• [What to work on]
Copy the records word for word, from the very first line up to and including the line that contains "car-roof bbox=[101, 380, 110, 384]".

• [Exercise material]
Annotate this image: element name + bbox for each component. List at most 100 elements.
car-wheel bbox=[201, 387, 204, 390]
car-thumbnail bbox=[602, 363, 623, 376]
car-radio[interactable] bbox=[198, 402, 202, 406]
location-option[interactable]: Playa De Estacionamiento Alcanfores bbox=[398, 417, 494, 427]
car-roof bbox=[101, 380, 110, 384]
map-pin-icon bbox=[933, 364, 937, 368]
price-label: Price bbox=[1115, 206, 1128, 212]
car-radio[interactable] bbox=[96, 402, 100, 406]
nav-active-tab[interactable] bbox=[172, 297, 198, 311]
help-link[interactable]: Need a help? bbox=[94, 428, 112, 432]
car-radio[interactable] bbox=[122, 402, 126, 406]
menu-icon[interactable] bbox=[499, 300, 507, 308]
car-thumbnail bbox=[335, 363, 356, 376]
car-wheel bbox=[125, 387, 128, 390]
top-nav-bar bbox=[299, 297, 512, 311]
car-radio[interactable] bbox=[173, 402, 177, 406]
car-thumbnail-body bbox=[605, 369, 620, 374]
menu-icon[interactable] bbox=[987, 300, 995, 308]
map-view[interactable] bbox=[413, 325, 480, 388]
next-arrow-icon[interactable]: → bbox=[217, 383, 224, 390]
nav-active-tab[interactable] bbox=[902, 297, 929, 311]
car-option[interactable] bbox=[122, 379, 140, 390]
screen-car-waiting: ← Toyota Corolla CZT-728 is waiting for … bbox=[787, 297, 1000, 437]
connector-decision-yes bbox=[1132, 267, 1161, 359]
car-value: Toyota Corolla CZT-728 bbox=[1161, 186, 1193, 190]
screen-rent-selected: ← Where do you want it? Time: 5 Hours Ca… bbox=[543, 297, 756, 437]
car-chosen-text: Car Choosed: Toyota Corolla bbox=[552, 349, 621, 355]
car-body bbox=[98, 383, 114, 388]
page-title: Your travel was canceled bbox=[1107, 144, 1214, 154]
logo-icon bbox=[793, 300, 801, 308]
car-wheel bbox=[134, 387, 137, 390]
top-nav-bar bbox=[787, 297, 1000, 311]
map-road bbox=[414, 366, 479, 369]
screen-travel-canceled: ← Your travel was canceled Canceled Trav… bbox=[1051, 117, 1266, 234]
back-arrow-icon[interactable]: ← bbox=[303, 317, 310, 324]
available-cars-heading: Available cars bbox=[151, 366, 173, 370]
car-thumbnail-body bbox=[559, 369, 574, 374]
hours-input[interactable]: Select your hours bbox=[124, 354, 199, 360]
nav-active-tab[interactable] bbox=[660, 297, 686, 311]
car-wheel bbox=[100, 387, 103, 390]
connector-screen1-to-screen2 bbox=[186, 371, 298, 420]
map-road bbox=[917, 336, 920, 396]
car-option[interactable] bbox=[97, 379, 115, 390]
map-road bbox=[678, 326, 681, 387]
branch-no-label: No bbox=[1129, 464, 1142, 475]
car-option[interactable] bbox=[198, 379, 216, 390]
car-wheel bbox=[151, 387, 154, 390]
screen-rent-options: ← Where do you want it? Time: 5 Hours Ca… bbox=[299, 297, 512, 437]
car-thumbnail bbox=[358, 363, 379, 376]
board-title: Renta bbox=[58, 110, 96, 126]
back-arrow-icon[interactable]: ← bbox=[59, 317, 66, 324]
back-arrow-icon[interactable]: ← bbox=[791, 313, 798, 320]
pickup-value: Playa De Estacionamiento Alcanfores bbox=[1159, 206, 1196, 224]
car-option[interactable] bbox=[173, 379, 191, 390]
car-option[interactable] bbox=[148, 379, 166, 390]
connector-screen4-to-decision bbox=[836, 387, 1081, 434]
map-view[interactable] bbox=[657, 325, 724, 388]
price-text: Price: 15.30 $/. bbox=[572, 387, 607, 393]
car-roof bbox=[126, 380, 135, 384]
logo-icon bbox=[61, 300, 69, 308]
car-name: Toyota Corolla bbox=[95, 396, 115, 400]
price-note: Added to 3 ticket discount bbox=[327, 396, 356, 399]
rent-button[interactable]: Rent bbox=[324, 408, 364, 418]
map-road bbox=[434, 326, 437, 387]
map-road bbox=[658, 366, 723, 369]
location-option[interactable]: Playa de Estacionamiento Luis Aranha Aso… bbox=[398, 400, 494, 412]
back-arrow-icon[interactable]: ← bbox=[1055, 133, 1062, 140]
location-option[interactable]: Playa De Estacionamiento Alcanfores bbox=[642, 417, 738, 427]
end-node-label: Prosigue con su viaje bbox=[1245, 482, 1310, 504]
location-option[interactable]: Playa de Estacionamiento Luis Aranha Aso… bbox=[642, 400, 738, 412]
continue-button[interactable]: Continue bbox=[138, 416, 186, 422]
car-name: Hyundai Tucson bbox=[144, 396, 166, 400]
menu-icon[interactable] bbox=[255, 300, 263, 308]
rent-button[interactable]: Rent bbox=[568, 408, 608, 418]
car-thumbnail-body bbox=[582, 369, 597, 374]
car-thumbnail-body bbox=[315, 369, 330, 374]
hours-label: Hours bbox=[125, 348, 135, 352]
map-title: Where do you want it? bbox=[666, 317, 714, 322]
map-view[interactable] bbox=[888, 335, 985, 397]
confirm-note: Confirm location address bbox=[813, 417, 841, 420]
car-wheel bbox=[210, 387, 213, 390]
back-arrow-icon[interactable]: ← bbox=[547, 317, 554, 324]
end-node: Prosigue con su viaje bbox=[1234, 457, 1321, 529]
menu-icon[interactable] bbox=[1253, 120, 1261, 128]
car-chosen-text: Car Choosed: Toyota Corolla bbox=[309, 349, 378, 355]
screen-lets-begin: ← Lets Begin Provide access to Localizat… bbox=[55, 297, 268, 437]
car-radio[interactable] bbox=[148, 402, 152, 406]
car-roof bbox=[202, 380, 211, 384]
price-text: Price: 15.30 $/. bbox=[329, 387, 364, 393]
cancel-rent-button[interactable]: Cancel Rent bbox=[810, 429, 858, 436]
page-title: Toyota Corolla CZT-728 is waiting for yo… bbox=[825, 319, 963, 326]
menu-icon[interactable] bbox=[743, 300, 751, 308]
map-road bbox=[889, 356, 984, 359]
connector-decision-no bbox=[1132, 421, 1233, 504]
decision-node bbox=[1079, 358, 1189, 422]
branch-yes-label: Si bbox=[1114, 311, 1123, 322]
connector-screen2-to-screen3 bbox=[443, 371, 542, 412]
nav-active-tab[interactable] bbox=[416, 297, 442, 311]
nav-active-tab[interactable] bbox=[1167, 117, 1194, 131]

• [Written response]
Annotate this image: element name + bbox for each component. List at most 100 elements.
car-wheel bbox=[201, 387, 204, 390]
car-thumbnail bbox=[602, 363, 623, 376]
car-radio[interactable] bbox=[198, 402, 202, 406]
location-option[interactable]: Playa De Estacionamiento Alcanfores bbox=[398, 417, 494, 427]
car-roof bbox=[101, 380, 110, 384]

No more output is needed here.